== Provided records

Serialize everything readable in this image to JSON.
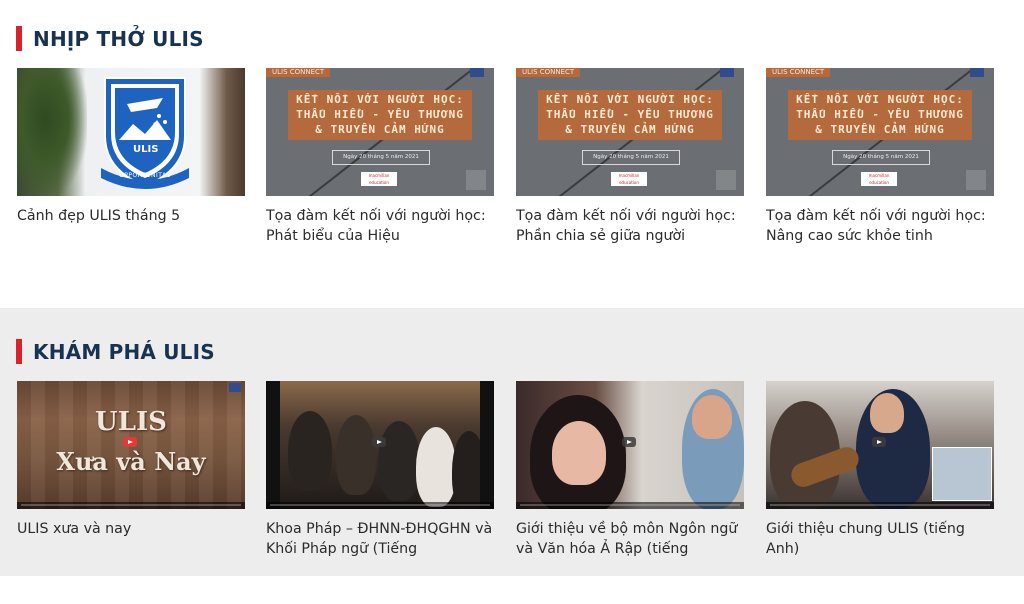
{
  "sections": [
    {
      "title": "NHỊP THỞ ULIS",
      "cards": [
        {
          "caption": "Cảnh đẹp ULIS tháng 5",
          "thumb_type": "ulis-logo-photo",
          "logo_text": "ULIS",
          "motto": "OPPORTUNITAS"
        },
        {
          "caption": "Tọa đàm kết nối với người học: Phát biểu của Hiệu",
          "thumb_type": "connect-banner"
        },
        {
          "caption": "Tọa đàm kết nối với người học: Phần chia sẻ giữa người",
          "thumb_type": "connect-banner"
        },
        {
          "caption": "Tọa đàm kết nối với người học: Nâng cao sức khỏe tinh",
          "thumb_type": "connect-banner"
        }
      ]
    },
    {
      "title": "KHÁM PHÁ ULIS",
      "cards": [
        {
          "caption": "ULIS xưa và nay",
          "thumb_type": "video",
          "overlay_line1": "ULIS",
          "overlay_line2": "Xưa và Nay"
        },
        {
          "caption": "Khoa Pháp – ĐHNN-ĐHQGHN và Khối Pháp ngữ (Tiếng",
          "thumb_type": "video"
        },
        {
          "caption": "Giới thiệu về bộ môn Ngôn ngữ và Văn hóa Ả Rập (tiếng",
          "thumb_type": "video"
        },
        {
          "caption": "Giới thiệu chung ULIS (tiếng Anh)",
          "thumb_type": "video"
        }
      ]
    }
  ],
  "connect_banner": {
    "tag": "ULIS CONNECT",
    "line1": "KẾT NỐI VỚI NGƯỜI HỌC:",
    "line2": "THẤU HIỂU - YÊU THƯƠNG",
    "line3": "& TRUYỀN CẢM HỨNG",
    "date": "Ngày 20 tháng 5 năm 2021",
    "sponsor": "macmillan education"
  },
  "colors": {
    "accent": "#d8232a",
    "title": "#18334f",
    "section2_bg": "#ededed"
  }
}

====

- Task directions -
Retype every record above exactly as written, but leave out the pictures.

- Answer to this task -
Serialize everything readable in this image to JSON.
{
  "sections": [
    {
      "title": "NHỊP THỞ ULIS",
      "cards": [
        {
          "caption": "Cảnh đẹp ULIS tháng 5",
          "thumb_type": "ulis-logo-photo",
          "logo_text": "ULIS",
          "motto": "OPPORTUNITAS"
        },
        {
          "caption": "Tọa đàm kết nối với người học: Phát biểu của Hiệu",
          "thumb_type": "connect-banner"
        },
        {
          "caption": "Tọa đàm kết nối với người học: Phần chia sẻ giữa người",
          "thumb_type": "connect-banner"
        },
        {
          "caption": "Tọa đàm kết nối với người học: Nâng cao sức khỏe tinh",
          "thumb_type": "connect-banner"
        }
      ]
    },
    {
      "title": "KHÁM PHÁ ULIS",
      "cards": [
        {
          "caption": "ULIS xưa và nay",
          "thumb_type": "video",
          "overlay_line1": "ULIS",
          "overlay_line2": "Xưa và Nay"
        },
        {
          "caption": "Khoa Pháp – ĐHNN-ĐHQGHN và Khối Pháp ngữ (Tiếng",
          "thumb_type": "video"
        },
        {
          "caption": "Giới thiệu về bộ môn Ngôn ngữ và Văn hóa Ả Rập (tiếng",
          "thumb_type": "video"
        },
        {
          "caption": "Giới thiệu chung ULIS (tiếng Anh)",
          "thumb_type": "video"
        }
      ]
    }
  ],
  "connect_banner": {
    "tag": "ULIS CONNECT",
    "line1": "KẾT NỐI VỚI NGƯỜI HỌC:",
    "line2": "THẤU HIỂU - YÊU THƯƠNG",
    "line3": "& TRUYỀN CẢM HỨNG",
    "date": "Ngày 20 tháng 5 năm 2021",
    "sponsor": "macmillan education"
  },
  "colors": {
    "accent": "#d8232a",
    "title": "#18334f",
    "section2_bg": "#ededed"
  }
}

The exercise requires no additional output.